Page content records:

┌────────

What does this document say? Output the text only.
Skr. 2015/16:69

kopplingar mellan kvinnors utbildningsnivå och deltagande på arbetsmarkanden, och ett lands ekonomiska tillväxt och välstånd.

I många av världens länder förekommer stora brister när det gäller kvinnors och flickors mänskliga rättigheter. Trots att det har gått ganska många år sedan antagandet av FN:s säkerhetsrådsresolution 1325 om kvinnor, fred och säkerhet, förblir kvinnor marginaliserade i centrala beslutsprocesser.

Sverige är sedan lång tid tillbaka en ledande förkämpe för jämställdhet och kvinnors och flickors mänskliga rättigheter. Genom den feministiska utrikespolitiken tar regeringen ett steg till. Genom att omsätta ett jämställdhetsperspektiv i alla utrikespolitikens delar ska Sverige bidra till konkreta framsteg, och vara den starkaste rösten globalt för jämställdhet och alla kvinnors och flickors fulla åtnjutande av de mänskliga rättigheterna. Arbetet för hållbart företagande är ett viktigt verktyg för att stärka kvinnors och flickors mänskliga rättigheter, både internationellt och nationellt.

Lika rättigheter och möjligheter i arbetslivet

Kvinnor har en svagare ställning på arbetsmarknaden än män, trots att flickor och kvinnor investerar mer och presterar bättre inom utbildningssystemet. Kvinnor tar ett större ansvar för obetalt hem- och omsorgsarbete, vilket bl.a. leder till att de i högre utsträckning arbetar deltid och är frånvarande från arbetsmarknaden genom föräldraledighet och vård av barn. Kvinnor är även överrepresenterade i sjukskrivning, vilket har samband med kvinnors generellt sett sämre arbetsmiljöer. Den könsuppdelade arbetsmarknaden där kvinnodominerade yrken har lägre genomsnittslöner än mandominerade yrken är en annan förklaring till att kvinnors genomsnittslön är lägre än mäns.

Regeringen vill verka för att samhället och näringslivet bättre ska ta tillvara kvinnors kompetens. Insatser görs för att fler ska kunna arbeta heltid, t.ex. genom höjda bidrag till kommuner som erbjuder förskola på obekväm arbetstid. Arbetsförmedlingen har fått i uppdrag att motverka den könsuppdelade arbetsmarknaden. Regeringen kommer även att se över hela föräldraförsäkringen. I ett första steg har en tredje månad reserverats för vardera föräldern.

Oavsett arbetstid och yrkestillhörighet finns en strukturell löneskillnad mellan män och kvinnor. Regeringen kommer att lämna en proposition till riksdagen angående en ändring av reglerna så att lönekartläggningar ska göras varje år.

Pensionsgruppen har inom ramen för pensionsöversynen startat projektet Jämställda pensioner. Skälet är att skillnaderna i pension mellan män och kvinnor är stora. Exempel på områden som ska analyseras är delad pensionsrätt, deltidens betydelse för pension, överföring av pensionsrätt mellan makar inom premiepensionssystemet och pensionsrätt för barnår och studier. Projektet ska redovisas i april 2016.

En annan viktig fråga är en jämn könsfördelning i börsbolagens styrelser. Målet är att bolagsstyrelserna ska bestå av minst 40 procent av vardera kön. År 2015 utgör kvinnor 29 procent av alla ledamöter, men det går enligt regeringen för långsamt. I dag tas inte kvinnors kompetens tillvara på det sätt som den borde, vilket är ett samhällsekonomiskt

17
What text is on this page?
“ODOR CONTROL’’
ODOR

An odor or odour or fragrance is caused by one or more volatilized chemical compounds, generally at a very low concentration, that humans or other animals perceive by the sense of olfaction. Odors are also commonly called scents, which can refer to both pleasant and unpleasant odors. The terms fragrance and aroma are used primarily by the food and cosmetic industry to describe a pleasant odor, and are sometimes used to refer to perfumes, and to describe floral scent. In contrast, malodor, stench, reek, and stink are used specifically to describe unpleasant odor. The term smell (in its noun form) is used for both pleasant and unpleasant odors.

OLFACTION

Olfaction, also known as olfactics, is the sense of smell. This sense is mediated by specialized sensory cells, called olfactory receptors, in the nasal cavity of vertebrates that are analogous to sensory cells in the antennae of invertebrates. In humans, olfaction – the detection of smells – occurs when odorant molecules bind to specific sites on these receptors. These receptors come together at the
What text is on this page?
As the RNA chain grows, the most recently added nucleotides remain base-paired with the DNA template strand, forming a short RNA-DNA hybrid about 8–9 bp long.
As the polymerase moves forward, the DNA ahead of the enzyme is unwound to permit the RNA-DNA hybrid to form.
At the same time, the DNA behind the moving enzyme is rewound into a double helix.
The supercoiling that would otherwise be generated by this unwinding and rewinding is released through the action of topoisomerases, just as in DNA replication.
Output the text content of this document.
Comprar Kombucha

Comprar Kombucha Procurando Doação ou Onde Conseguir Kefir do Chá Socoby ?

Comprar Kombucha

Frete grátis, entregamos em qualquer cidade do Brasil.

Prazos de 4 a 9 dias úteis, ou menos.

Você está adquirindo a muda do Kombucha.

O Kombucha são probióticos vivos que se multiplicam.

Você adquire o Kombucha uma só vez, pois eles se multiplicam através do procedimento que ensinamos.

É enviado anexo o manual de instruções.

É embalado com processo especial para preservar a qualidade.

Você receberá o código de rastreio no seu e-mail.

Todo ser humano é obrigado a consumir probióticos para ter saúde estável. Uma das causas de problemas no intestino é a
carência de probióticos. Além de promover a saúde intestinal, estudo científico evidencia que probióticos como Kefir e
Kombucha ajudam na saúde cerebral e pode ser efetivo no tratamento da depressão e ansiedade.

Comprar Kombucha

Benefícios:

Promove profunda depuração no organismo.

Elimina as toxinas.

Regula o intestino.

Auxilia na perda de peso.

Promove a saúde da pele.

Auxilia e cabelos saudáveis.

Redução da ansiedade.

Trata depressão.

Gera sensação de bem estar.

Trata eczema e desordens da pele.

└────────

▶ WORK REQUIRED
Whenever the word "probióticos" occurs in a line above, copy that line.

▶ RESPONSE
O Kombucha são probióticos vivos que se multiplicam.
Todo ser humano é obrigado a consumir probióticos para ter saúde estável. Uma das causas de problemas no intestino é a
carência de probióticos. Além de promover a saúde intestinal, estudo científico evidencia que probióticos como Kefir e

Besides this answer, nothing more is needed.